Written instruction: Look through the material below. Copy each line that contains the string "They".

Source records:

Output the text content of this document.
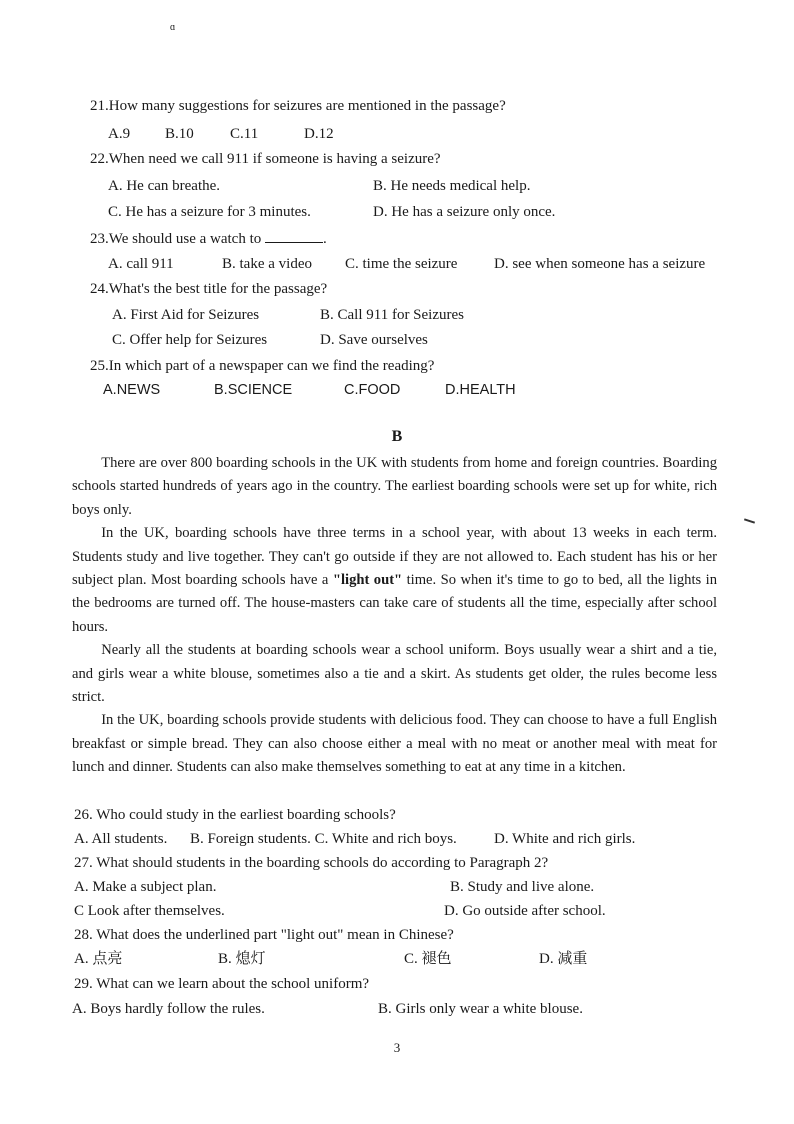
ɑ
21.How many suggestions for seizures are mentioned in the passage?
A.9 B.10 C.11	D.12
22.When need we call 911 if someone is having a seizure?
A. He can breathe.	B. He needs medical help.
C. He has a seizure for 3 minutes.	D. He has a seizure only once.
23.We should use a watch to	.
A. call 911	B. take a video C. time the seizure D. see when someone has a seizure
24.What's the best title for the passage?
A. First Aid for Seizures	B. Call 911 for Seizures
C. Offer help for Seizures	D. Save ourselves
25.In which part of a newspaper can we find the reading?
A.NEWS	B.SCIENCE	C.FOOD	D.HEALTH
B

There are over 800 boarding schools in the UK with students from home and foreign countries. Boarding schools started hundreds of years ago in the country. The earliest boarding schools were set up for white, rich boys only.

In the UK, boarding schools have three terms in a school year, with about 13 weeks in each term. Students study and live together. They can't go outside if they are not allowed to. Each student has his or her subject plan. Most boarding schools have a "light out" time. So when it's time to go to bed, all the lights in the bedrooms are turned off. The house-masters can take care of students all the time, especially after school hours.

Nearly all the students at boarding schools wear a school uniform. Boys usually wear a shirt and a tie, and girls wear a white blouse, sometimes also a tie and a skirt. As students get older, the rules become less strict.

In the UK, boarding schools provide students with delicious food. They can choose to have a full English breakfast or simple bread. They can also choose either a meal with no meat or another meal with meat for lunch and dinner. Students can also make themselves something to eat at any time in a kitchen.

26. Who could study in the earliest boarding schools?
A. All students. B. Foreign students. C. White and rich boys. D. White and rich girls.
27. What should students in the boarding schools do according to Paragraph 2?
A. Make a subject plan.	B. Study and live alone.
C Look after themselves.	D. Go outside after school.
28. What does the underlined part "light out" mean in Chinese?
A. 点亮	B. 熄灯	C. 褪色	D. 减重
29. What can we learn about the school uniform?
A. Boys hardly follow the rules.	B. Girls only wear a white blouse.
3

Written solution:
In the UK, boarding schools have three terms in a school year, with about 13 weeks in each term. Students study and live together. They can't go outside if they are not allowed to. Each student has his or her subject plan. Most boarding schools have a "light out" time. So when it's time to go to bed, all the lights in the bedrooms are turned off. The house-masters can take care of students all the time, especially after school hours.
In the UK, boarding schools provide students with delicious food. They can choose to have a full English breakfast or simple bread. They can also choose either a meal with no meat or another meal with meat for lunch and dinner. Students can also make themselves something to eat at any time in a kitchen.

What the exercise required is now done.